:: EXTRACTED INFORMATION

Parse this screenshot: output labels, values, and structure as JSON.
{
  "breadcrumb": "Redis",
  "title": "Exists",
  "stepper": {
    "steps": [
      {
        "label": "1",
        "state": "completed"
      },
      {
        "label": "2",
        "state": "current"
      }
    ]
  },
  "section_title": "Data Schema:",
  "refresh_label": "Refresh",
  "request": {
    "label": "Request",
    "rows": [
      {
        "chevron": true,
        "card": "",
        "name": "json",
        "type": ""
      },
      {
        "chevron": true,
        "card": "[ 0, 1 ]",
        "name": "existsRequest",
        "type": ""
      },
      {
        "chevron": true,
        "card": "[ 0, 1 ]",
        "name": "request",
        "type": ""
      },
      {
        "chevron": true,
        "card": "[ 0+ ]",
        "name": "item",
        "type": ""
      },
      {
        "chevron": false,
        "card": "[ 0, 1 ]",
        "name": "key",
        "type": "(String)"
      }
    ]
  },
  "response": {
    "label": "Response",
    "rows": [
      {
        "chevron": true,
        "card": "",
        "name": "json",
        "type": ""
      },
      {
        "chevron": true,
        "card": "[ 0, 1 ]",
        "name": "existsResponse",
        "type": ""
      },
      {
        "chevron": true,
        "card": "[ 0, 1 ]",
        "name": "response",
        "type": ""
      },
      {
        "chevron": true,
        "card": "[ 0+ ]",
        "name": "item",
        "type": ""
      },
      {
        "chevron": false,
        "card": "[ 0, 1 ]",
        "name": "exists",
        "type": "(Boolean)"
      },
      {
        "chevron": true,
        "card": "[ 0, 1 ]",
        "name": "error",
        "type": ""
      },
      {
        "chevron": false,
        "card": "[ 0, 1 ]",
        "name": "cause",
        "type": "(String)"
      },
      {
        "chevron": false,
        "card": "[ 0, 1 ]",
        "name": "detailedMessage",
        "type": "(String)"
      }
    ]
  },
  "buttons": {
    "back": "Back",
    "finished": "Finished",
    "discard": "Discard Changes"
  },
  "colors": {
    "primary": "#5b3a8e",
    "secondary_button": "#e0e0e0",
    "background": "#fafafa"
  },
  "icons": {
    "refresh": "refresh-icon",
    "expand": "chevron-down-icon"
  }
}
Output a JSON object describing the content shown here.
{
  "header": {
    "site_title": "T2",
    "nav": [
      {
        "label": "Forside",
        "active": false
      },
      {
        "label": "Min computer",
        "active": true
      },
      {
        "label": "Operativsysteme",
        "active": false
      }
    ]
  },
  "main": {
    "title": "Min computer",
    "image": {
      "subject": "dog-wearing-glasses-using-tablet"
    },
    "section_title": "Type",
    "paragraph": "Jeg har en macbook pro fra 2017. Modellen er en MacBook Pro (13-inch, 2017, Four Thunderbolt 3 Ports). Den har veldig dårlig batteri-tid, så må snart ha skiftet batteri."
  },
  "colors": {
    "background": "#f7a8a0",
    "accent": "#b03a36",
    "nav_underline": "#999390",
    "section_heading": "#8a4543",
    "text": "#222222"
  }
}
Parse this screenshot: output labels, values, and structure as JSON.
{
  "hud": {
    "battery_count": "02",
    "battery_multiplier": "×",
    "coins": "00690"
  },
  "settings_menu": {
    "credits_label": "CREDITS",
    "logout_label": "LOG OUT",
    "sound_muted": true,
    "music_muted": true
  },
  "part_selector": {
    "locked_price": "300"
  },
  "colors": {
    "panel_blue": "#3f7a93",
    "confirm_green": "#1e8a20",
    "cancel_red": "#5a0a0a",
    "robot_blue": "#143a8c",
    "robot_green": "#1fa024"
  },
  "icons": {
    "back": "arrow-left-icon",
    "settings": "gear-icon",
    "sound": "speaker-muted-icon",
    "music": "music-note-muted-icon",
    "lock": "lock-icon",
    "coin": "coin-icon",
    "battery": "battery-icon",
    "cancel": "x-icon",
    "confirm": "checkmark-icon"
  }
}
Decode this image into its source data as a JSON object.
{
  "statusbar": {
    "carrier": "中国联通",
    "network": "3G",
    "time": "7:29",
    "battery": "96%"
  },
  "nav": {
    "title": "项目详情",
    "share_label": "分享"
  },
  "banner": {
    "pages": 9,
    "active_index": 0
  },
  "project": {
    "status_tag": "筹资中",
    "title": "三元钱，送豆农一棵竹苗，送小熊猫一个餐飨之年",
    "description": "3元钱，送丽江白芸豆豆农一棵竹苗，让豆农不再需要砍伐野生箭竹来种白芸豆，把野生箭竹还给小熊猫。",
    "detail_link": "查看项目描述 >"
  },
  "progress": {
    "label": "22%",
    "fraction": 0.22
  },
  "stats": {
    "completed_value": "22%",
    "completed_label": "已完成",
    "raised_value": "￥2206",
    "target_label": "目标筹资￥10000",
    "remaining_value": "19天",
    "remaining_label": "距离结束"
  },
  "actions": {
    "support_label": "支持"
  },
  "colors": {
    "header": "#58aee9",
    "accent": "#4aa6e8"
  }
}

::::

Quote the whole listing above, leaving nothing out.

Parse this screenshot: output labels, values, and structure as JSON.
{
  "breadcrumb": "Redis",
  "title": "Exists",
  "stepper": {
    "steps": [
      {
        "label": "1",
        "state": "completed"
      },
      {
        "label": "2",
        "state": "current"
      }
    ]
  },
  "section_title": "Data Schema:",
  "refresh_label": "Refresh",
  "request": {
    "label": "Request",
    "rows": [
      {
        "chevron": true,
        "card": "",
        "name": "json",
        "type": ""
      },
      {
        "chevron": true,
        "card": "[ 0, 1 ]",
        "name": "existsRequest",
        "type": ""
      },
      {
        "chevron": true,
        "card": "[ 0, 1 ]",
        "name": "request",
        "type": ""
      },
      {
        "chevron": true,
        "card": "[ 0+ ]",
        "name": "item",
        "type": ""
      },
      {
        "chevron": false,
        "card": "[ 0, 1 ]",
        "name": "key",
        "type": "(String)"
      }
    ]
  },
  "response": {
    "label": "Response",
    "rows": [
      {
        "chevron": true,
        "card": "",
        "name": "json",
        "type": ""
      },
      {
        "chevron": true,
        "card": "[ 0, 1 ]",
        "name": "existsResponse",
        "type": ""
      },
      {
        "chevron": true,
        "card": "[ 0, 1 ]",
        "name": "response",
        "type": ""
      },
      {
        "chevron": true,
        "card": "[ 0+ ]",
        "name": "item",
        "type": ""
      },
      {
        "chevron": false,
        "card": "[ 0, 1 ]",
        "name": "exists",
        "type": "(Boolean)"
      },
      {
        "chevron": true,
        "card": "[ 0, 1 ]",
        "name": "error",
        "type": ""
      },
      {
        "chevron": false,
        "card": "[ 0, 1 ]",
        "name": "cause",
        "type": "(String)"
      },
      {
        "chevron": false,
        "card": "[ 0, 1 ]",
        "name": "detailedMessage",
        "type": "(String)"
      }
    ]
  },
  "buttons": {
    "back": "Back",
    "finished": "Finished",
    "discard": "Discard Changes"
  },
  "colors": {
    "primary": "#5b3a8e",
    "secondary_button": "#e0e0e0",
    "background": "#fafafa"
  },
  "icons": {
    "refresh": "refresh-icon",
    "expand": "chevron-down-icon"
  }
}
Output a JSON object describing the content shown here.
{
  "header": {
    "site_title": "T2",
    "nav": [
      {
        "label": "Forside",
        "active": false
      },
      {
        "label": "Min computer",
        "active": true
      },
      {
        "label": "Operativsysteme",
        "active": false
      }
    ]
  },
  "main": {
    "title": "Min computer",
    "image": {
      "subject": "dog-wearing-glasses-using-tablet"
    },
    "section_title": "Type",
    "paragraph": "Jeg har en macbook pro fra 2017. Modellen er en MacBook Pro (13-inch, 2017, Four Thunderbolt 3 Ports). Den har veldig dårlig batteri-tid, så må snart ha skiftet batteri."
  },
  "colors": {
    "background": "#f7a8a0",
    "accent": "#b03a36",
    "nav_underline": "#999390",
    "section_heading": "#8a4543",
    "text": "#222222"
  }
}
Parse this screenshot: output labels, values, and structure as JSON.
{
  "hud": {
    "battery_count": "02",
    "battery_multiplier": "×",
    "coins": "00690"
  },
  "settings_menu": {
    "credits_label": "CREDITS",
    "logout_label": "LOG OUT",
    "sound_muted": true,
    "music_muted": true
  },
  "part_selector": {
    "locked_price": "300"
  },
  "colors": {
    "panel_blue": "#3f7a93",
    "confirm_green": "#1e8a20",
    "cancel_red": "#5a0a0a",
    "robot_blue": "#143a8c",
    "robot_green": "#1fa024"
  },
  "icons": {
    "back": "arrow-left-icon",
    "settings": "gear-icon",
    "sound": "speaker-muted-icon",
    "music": "music-note-muted-icon",
    "lock": "lock-icon",
    "coin": "coin-icon",
    "battery": "battery-icon",
    "cancel": "x-icon",
    "confirm": "checkmark-icon"
  }
}
Decode this image into its source data as a JSON object.
{
  "statusbar": {
    "carrier": "中国联通",
    "network": "3G",
    "time": "7:29",
    "battery": "96%"
  },
  "nav": {
    "title": "项目详情",
    "share_label": "分享"
  },
  "banner": {
    "pages": 9,
    "active_index": 0
  },
  "project": {
    "status_tag": "筹资中",
    "title": "三元钱，送豆农一棵竹苗，送小熊猫一个餐飨之年",
    "description": "3元钱，送丽江白芸豆豆农一棵竹苗，让豆农不再需要砍伐野生箭竹来种白芸豆，把野生箭竹还给小熊猫。",
    "detail_link": "查看项目描述 >"
  },
  "progress": {
    "label": "22%",
    "fraction": 0.22
  },
  "stats": {
    "completed_value": "22%",
    "completed_label": "已完成",
    "raised_value": "￥2206",
    "target_label": "目标筹资￥10000",
    "remaining_value": "19天",
    "remaining_label": "距离结束"
  },
  "actions": {
    "support_label": "支持"
  },
  "colors": {
    "header": "#58aee9",
    "accent": "#4aa6e8"
  }
}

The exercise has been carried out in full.